**Goal of the exercise**
Go through the data below. List every line that holds the word "онда".

(Dataset items)

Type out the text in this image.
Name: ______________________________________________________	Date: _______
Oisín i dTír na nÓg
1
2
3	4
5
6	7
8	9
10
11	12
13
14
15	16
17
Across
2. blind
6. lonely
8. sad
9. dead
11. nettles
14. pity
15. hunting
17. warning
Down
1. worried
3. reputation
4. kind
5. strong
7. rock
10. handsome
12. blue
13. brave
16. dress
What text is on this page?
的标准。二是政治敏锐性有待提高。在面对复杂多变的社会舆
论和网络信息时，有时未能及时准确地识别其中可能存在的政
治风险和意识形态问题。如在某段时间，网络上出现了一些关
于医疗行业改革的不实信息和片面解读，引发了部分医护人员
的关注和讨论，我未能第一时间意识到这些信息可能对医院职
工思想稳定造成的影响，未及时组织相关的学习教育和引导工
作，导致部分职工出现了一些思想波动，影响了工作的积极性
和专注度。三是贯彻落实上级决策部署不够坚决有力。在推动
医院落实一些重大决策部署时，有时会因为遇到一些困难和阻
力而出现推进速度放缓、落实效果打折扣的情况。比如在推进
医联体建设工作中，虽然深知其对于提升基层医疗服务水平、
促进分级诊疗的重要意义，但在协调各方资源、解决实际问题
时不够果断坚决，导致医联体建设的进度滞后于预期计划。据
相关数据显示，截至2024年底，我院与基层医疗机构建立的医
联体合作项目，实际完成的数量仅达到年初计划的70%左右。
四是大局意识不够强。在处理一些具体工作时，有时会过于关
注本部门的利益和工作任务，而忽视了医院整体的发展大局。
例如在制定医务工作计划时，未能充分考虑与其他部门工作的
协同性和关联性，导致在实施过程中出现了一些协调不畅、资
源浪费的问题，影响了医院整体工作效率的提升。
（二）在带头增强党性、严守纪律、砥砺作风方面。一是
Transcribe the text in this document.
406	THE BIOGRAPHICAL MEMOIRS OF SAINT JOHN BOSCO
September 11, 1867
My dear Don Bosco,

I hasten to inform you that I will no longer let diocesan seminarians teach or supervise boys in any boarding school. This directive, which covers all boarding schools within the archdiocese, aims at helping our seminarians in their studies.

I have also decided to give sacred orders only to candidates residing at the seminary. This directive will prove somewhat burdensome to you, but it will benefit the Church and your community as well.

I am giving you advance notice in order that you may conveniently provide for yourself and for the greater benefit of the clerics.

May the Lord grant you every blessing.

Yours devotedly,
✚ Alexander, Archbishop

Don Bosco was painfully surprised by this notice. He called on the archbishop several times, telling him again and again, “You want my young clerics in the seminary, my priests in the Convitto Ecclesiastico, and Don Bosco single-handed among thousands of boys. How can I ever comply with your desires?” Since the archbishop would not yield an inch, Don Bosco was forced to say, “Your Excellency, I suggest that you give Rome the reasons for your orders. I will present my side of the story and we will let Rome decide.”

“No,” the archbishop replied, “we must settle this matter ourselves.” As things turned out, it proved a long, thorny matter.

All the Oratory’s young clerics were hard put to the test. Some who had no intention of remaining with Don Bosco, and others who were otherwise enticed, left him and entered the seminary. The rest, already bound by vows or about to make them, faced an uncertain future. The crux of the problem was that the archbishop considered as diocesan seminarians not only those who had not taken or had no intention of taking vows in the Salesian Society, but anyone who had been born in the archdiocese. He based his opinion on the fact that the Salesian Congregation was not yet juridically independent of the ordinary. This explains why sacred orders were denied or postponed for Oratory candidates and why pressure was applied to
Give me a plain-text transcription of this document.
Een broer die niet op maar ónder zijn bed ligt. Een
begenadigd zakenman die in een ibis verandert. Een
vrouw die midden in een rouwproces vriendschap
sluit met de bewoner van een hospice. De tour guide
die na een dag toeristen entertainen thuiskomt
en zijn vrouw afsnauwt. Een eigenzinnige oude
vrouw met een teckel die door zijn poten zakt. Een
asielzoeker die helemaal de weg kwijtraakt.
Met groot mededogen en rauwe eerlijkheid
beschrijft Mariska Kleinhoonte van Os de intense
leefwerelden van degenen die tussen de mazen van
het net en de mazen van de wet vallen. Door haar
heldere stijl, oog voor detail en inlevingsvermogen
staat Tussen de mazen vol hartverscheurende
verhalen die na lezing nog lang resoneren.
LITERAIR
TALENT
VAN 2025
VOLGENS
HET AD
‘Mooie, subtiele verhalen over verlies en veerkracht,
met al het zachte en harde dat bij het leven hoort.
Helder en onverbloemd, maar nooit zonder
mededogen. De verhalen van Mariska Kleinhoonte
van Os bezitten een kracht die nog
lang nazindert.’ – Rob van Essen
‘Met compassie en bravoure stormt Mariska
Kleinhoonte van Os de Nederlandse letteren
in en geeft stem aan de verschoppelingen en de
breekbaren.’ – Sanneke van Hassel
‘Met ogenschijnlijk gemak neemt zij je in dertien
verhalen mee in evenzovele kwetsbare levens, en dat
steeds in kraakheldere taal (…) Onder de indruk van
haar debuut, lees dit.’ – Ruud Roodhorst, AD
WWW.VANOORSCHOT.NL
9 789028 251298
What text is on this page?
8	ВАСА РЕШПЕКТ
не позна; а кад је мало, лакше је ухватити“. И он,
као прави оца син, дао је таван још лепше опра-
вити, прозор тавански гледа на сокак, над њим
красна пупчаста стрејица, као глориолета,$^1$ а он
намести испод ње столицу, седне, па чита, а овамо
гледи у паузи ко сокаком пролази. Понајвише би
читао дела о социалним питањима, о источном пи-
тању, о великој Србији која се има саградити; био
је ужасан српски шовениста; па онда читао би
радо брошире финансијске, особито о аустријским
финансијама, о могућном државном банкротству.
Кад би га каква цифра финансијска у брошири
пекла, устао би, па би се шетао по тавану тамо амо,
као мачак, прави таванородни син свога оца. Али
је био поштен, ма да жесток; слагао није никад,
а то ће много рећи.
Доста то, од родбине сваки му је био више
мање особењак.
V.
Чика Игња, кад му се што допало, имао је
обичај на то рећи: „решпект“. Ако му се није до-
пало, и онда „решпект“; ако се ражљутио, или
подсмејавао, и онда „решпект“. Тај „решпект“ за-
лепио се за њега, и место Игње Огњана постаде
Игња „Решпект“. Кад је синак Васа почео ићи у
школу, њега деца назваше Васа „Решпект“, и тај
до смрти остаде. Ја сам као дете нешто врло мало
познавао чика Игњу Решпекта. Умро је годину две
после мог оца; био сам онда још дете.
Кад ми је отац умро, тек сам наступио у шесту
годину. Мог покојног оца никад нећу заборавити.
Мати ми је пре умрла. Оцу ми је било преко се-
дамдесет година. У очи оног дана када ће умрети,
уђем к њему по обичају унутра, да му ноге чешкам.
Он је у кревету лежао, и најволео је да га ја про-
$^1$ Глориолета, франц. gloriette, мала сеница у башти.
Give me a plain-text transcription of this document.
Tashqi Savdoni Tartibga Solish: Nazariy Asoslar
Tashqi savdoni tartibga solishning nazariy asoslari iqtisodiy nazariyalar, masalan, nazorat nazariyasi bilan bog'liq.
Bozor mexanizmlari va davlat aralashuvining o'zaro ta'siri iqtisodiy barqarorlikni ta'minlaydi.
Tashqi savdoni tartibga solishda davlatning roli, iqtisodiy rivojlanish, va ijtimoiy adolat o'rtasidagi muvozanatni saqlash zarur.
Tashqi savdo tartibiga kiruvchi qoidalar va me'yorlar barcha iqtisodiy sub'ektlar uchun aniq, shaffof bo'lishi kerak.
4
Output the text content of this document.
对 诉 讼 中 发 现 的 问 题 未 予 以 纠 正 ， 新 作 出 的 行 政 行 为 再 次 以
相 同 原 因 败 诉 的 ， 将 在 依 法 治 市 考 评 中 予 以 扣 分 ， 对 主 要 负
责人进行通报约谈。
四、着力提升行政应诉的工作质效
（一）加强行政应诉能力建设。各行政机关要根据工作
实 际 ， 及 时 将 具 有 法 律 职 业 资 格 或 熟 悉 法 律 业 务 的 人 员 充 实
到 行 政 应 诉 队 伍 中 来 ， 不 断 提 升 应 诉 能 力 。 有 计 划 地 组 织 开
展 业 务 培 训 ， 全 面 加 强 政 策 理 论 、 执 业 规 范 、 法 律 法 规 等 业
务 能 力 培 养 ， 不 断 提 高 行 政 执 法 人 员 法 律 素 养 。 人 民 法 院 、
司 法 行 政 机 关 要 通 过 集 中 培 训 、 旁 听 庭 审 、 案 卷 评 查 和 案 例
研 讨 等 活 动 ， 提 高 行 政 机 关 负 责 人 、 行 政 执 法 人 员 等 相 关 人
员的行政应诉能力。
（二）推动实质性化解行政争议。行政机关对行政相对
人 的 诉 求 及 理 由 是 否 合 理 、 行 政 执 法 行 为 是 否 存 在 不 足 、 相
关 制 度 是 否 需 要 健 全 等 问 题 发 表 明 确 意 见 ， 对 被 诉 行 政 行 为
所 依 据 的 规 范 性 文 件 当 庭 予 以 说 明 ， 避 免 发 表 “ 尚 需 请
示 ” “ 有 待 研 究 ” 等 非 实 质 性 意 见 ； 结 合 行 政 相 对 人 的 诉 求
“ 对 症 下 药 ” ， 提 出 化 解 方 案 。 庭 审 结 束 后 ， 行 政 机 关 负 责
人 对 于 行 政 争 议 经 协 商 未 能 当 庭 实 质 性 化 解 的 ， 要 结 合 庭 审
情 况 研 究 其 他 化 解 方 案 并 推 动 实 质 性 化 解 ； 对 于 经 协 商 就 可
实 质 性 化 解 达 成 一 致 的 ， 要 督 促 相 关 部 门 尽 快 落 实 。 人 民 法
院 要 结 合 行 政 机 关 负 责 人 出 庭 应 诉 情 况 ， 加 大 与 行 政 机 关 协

**Output below**
је ужасан српски шовениста; па онда читао би
пало, и онда „решпект“; ако се ражљутио, или
подсмејавао, и онда „решпект“. Тај „решпект“ за-
после мог оца; био сам онда још дете.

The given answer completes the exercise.